**What to produce:** Print every line of the material below with no changes.

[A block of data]
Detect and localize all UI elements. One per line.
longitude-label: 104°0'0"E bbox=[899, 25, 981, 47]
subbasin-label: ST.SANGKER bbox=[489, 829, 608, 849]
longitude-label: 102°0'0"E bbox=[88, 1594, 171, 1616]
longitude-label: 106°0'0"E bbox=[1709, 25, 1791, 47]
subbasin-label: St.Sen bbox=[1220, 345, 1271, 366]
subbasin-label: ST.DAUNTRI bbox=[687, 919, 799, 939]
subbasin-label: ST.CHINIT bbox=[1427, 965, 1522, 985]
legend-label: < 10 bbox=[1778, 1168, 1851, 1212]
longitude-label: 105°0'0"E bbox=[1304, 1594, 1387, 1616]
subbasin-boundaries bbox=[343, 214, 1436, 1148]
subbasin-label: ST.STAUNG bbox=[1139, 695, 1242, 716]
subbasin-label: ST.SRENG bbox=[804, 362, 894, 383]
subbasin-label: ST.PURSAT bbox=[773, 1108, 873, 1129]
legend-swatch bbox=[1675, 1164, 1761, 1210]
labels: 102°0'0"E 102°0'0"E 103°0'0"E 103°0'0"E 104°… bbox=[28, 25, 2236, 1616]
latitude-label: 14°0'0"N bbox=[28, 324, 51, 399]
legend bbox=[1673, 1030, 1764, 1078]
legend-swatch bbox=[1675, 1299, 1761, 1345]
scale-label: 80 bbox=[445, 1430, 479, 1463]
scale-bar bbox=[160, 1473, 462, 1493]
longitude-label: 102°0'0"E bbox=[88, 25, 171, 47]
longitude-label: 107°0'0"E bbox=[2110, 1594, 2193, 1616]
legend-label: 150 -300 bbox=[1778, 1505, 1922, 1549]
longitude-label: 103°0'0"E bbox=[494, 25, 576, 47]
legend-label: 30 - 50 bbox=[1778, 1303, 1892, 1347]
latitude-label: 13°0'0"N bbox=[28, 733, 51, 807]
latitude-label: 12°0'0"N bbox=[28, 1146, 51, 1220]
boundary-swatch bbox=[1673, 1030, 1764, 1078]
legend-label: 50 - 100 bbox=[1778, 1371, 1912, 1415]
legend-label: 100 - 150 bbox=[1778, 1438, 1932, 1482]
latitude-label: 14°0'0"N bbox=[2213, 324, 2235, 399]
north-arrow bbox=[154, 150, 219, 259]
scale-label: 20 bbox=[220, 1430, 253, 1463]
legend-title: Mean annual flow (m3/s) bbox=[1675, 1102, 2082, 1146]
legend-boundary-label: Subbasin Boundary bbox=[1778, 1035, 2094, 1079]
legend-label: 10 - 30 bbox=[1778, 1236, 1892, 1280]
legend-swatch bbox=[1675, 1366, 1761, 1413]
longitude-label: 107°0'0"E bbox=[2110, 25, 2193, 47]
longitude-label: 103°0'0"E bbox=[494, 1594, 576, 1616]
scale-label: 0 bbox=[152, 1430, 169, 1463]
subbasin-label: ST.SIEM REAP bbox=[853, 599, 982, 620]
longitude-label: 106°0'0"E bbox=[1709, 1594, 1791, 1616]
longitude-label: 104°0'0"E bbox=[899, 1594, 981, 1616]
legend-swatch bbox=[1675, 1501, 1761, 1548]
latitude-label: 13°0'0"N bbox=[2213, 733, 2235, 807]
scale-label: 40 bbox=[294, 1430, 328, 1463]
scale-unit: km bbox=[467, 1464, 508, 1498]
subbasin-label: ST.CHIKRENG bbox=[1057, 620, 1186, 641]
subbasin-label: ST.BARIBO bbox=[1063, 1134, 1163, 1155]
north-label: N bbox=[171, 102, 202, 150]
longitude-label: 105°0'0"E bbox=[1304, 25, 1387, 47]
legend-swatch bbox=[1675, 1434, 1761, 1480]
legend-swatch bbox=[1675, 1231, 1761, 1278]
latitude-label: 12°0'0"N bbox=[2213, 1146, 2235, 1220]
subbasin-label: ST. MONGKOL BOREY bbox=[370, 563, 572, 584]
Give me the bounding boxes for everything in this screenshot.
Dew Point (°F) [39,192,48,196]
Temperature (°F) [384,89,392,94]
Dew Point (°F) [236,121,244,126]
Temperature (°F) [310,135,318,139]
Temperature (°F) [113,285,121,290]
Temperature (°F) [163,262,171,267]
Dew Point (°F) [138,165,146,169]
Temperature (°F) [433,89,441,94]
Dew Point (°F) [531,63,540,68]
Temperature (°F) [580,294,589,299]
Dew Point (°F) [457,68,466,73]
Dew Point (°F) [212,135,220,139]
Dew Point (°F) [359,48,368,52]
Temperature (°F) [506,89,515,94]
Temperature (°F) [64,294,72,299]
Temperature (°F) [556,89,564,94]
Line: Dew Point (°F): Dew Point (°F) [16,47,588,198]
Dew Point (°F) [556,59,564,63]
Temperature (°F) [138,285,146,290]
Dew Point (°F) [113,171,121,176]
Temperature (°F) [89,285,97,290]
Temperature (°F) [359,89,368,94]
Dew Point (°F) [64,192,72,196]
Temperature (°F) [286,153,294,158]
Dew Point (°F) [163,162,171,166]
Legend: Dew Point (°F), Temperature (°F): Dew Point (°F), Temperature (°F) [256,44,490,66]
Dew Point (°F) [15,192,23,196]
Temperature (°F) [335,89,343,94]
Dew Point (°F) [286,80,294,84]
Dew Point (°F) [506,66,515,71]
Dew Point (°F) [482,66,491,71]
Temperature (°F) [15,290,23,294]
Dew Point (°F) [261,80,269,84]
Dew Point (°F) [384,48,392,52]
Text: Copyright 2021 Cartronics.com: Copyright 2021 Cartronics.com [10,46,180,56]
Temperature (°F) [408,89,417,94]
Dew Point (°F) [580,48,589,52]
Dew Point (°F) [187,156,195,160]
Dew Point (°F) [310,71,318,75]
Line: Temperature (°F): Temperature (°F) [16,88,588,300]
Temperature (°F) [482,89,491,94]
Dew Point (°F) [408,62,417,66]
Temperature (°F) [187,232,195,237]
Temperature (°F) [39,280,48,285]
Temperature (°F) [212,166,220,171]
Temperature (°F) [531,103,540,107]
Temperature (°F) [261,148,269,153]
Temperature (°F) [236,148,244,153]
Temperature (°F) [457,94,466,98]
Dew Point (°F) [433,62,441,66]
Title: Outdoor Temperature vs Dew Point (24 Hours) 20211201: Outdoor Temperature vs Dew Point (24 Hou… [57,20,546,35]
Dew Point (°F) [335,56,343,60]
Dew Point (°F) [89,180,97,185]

**Response to the task:**
Detect and localize all UI elements. One per line.
longitude-label: 104°0'0"E bbox=[899, 25, 981, 47]
subbasin-label: ST.SANGKER bbox=[489, 829, 608, 849]
longitude-label: 102°0'0"E bbox=[88, 1594, 171, 1616]
longitude-label: 106°0'0"E bbox=[1709, 25, 1791, 47]
subbasin-label: St.Sen bbox=[1220, 345, 1271, 366]
subbasin-label: ST.DAUNTRI bbox=[687, 919, 799, 939]
subbasin-label: ST.CHINIT bbox=[1427, 965, 1522, 985]
legend-label: < 10 bbox=[1778, 1168, 1851, 1212]
longitude-label: 105°0'0"E bbox=[1304, 1594, 1387, 1616]
subbasin-boundaries bbox=[343, 214, 1436, 1148]
subbasin-label: ST.STAUNG bbox=[1139, 695, 1242, 716]
subbasin-label: ST.SRENG bbox=[804, 362, 894, 383]
subbasin-label: ST.PURSAT bbox=[773, 1108, 873, 1129]
legend-swatch bbox=[1675, 1164, 1761, 1210]
labels: 102°0'0"E 102°0'0"E 103°0'0"E 103°0'0"E 104°… bbox=[28, 25, 2236, 1616]
latitude-label: 14°0'0"N bbox=[28, 324, 51, 399]
legend bbox=[1673, 1030, 1764, 1078]
legend-swatch bbox=[1675, 1299, 1761, 1345]
scale-label: 80 bbox=[445, 1430, 479, 1463]
scale-bar bbox=[160, 1473, 462, 1493]
longitude-label: 102°0'0"E bbox=[88, 25, 171, 47]
longitude-label: 107°0'0"E bbox=[2110, 1594, 2193, 1616]
legend-label: 150 -300 bbox=[1778, 1505, 1922, 1549]
longitude-label: 103°0'0"E bbox=[494, 25, 576, 47]
legend-label: 30 - 50 bbox=[1778, 1303, 1892, 1347]
latitude-label: 13°0'0"N bbox=[28, 733, 51, 807]
latitude-label: 12°0'0"N bbox=[28, 1146, 51, 1220]
boundary-swatch bbox=[1673, 1030, 1764, 1078]
legend-label: 50 - 100 bbox=[1778, 1371, 1912, 1415]
legend-label: 100 - 150 bbox=[1778, 1438, 1932, 1482]
latitude-label: 14°0'0"N bbox=[2213, 324, 2235, 399]
north-arrow bbox=[154, 150, 219, 259]
scale-label: 20 bbox=[220, 1430, 253, 1463]
legend-title: Mean annual flow (m3/s) bbox=[1675, 1102, 2082, 1146]
legend-boundary-label: Subbasin Boundary bbox=[1778, 1035, 2094, 1079]
legend-label: 10 - 30 bbox=[1778, 1236, 1892, 1280]
legend-swatch bbox=[1675, 1366, 1761, 1413]
longitude-label: 107°0'0"E bbox=[2110, 25, 2193, 47]
longitude-label: 103°0'0"E bbox=[494, 1594, 576, 1616]
scale-label: 0 bbox=[152, 1430, 169, 1463]
subbasin-label: ST.SIEM REAP bbox=[853, 599, 982, 620]
longitude-label: 106°0'0"E bbox=[1709, 1594, 1791, 1616]
longitude-label: 104°0'0"E bbox=[899, 1594, 981, 1616]
legend-swatch bbox=[1675, 1501, 1761, 1548]
latitude-label: 13°0'0"N bbox=[2213, 733, 2235, 807]
scale-label: 40 bbox=[294, 1430, 328, 1463]
scale-unit: km bbox=[467, 1464, 508, 1498]
subbasin-label: ST.CHIKRENG bbox=[1057, 620, 1186, 641]
subbasin-label: ST.BARIBO bbox=[1063, 1134, 1163, 1155]
north-label: N bbox=[171, 102, 202, 150]
longitude-label: 105°0'0"E bbox=[1304, 25, 1387, 47]
legend-swatch bbox=[1675, 1434, 1761, 1480]
legend-swatch bbox=[1675, 1231, 1761, 1278]
latitude-label: 12°0'0"N bbox=[2213, 1146, 2235, 1220]
subbasin-label: ST. MONGKOL BOREY bbox=[370, 563, 572, 584]
Give me the bounding boxes for everything in this screenshot.
Dew Point (°F) [39,192,48,196]
Temperature (°F) [384,89,392,94]
Dew Point (°F) [236,121,244,126]
Temperature (°F) [310,135,318,139]
Temperature (°F) [113,285,121,290]
Temperature (°F) [163,262,171,267]
Dew Point (°F) [138,165,146,169]
Temperature (°F) [433,89,441,94]
Dew Point (°F) [531,63,540,68]
Temperature (°F) [580,294,589,299]
Dew Point (°F) [457,68,466,73]
Dew Point (°F) [212,135,220,139]
Dew Point (°F) [359,48,368,52]
Temperature (°F) [506,89,515,94]
Temperature (°F) [64,294,72,299]
Temperature (°F) [556,89,564,94]
Line: Dew Point (°F): Dew Point (°F) [16,47,588,198]
Dew Point (°F) [556,59,564,63]
Temperature (°F) [138,285,146,290]
Dew Point (°F) [113,171,121,176]
Temperature (°F) [89,285,97,290]
Temperature (°F) [359,89,368,94]
Dew Point (°F) [64,192,72,196]
Temperature (°F) [286,153,294,158]
Dew Point (°F) [163,162,171,166]
Legend: Dew Point (°F), Temperature (°F): Dew Point (°F), Temperature (°F) [256,44,490,66]
Dew Point (°F) [15,192,23,196]
Temperature (°F) [335,89,343,94]
Dew Point (°F) [286,80,294,84]
Dew Point (°F) [506,66,515,71]
Dew Point (°F) [482,66,491,71]
Temperature (°F) [15,290,23,294]
Dew Point (°F) [261,80,269,84]
Dew Point (°F) [384,48,392,52]
Text: Copyright 2021 Cartronics.com: Copyright 2021 Cartronics.com [10,46,180,56]
Temperature (°F) [408,89,417,94]
Dew Point (°F) [580,48,589,52]
Dew Point (°F) [187,156,195,160]
Dew Point (°F) [310,71,318,75]
Line: Temperature (°F): Temperature (°F) [16,88,588,300]
Temperature (°F) [482,89,491,94]
Dew Point (°F) [408,62,417,66]
Temperature (°F) [187,232,195,237]
Temperature (°F) [39,280,48,285]
Temperature (°F) [212,166,220,171]
Temperature (°F) [531,103,540,107]
Temperature (°F) [261,148,269,153]
Temperature (°F) [236,148,244,153]
Temperature (°F) [457,94,466,98]
Dew Point (°F) [433,62,441,66]
Title: Outdoor Temperature vs Dew Point (24 Hours) 20211201: Outdoor Temperature vs Dew Point (24 Hou… [57,20,546,35]
Dew Point (°F) [335,56,343,60]
Dew Point (°F) [89,180,97,185]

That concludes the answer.